> Stated task
Set down each line of the data below exactly as it stands, dropping the pictures.

# # #

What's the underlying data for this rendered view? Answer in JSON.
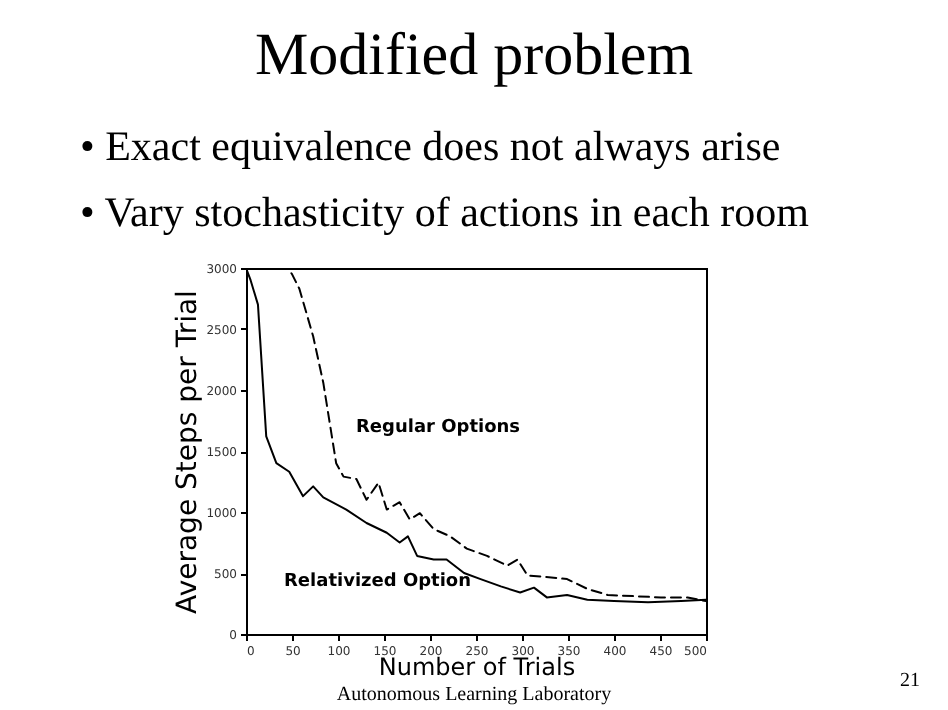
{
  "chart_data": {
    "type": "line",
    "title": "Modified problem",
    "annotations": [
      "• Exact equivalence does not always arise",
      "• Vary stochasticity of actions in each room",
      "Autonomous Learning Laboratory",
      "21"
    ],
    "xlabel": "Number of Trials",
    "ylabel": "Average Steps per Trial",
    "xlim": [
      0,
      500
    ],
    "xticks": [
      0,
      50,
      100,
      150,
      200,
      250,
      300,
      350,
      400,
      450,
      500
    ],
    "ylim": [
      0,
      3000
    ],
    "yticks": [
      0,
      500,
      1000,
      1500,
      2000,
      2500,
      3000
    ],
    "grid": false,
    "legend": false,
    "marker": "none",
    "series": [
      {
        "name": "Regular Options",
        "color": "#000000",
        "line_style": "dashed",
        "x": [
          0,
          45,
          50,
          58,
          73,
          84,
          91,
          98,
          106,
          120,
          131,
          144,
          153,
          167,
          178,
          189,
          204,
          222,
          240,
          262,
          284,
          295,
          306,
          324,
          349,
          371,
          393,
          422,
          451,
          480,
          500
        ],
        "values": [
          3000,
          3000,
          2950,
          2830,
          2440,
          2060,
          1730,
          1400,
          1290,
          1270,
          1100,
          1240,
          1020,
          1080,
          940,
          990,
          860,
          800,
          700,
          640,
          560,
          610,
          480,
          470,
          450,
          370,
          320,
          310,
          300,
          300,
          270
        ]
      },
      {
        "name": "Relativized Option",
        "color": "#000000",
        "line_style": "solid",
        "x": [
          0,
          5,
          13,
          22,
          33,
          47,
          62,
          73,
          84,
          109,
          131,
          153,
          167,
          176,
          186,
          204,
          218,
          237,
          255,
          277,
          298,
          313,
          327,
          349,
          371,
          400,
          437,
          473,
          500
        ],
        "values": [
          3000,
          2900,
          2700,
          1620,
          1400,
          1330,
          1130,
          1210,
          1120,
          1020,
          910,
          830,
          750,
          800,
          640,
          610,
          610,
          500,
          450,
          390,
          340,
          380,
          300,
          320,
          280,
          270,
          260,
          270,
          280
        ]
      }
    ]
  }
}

# # #

> Finished answer
What's the underlying data for this rendered view? Answer in JSON.
{
  "chart_data": {
    "type": "line",
    "title": "Modified problem",
    "annotations": [
      "• Exact equivalence does not always arise",
      "• Vary stochasticity of actions in each room",
      "Autonomous Learning Laboratory",
      "21"
    ],
    "xlabel": "Number of Trials",
    "ylabel": "Average Steps per Trial",
    "xlim": [
      0,
      500
    ],
    "xticks": [
      0,
      50,
      100,
      150,
      200,
      250,
      300,
      350,
      400,
      450,
      500
    ],
    "ylim": [
      0,
      3000
    ],
    "yticks": [
      0,
      500,
      1000,
      1500,
      2000,
      2500,
      3000
    ],
    "grid": false,
    "legend": false,
    "marker": "none",
    "series": [
      {
        "name": "Regular Options",
        "color": "#000000",
        "line_style": "dashed",
        "x": [
          0,
          45,
          50,
          58,
          73,
          84,
          91,
          98,
          106,
          120,
          131,
          144,
          153,
          167,
          178,
          189,
          204,
          222,
          240,
          262,
          284,
          295,
          306,
          324,
          349,
          371,
          393,
          422,
          451,
          480,
          500
        ],
        "values": [
          3000,
          3000,
          2950,
          2830,
          2440,
          2060,
          1730,
          1400,
          1290,
          1270,
          1100,
          1240,
          1020,
          1080,
          940,
          990,
          860,
          800,
          700,
          640,
          560,
          610,
          480,
          470,
          450,
          370,
          320,
          310,
          300,
          300,
          270
        ]
      },
      {
        "name": "Relativized Option",
        "color": "#000000",
        "line_style": "solid",
        "x": [
          0,
          5,
          13,
          22,
          33,
          47,
          62,
          73,
          84,
          109,
          131,
          153,
          167,
          176,
          186,
          204,
          218,
          237,
          255,
          277,
          298,
          313,
          327,
          349,
          371,
          400,
          437,
          473,
          500
        ],
        "values": [
          3000,
          2900,
          2700,
          1620,
          1400,
          1330,
          1130,
          1210,
          1120,
          1020,
          910,
          830,
          750,
          800,
          640,
          610,
          610,
          500,
          450,
          390,
          340,
          380,
          300,
          320,
          280,
          270,
          260,
          270,
          280
        ]
      }
    ]
  }
}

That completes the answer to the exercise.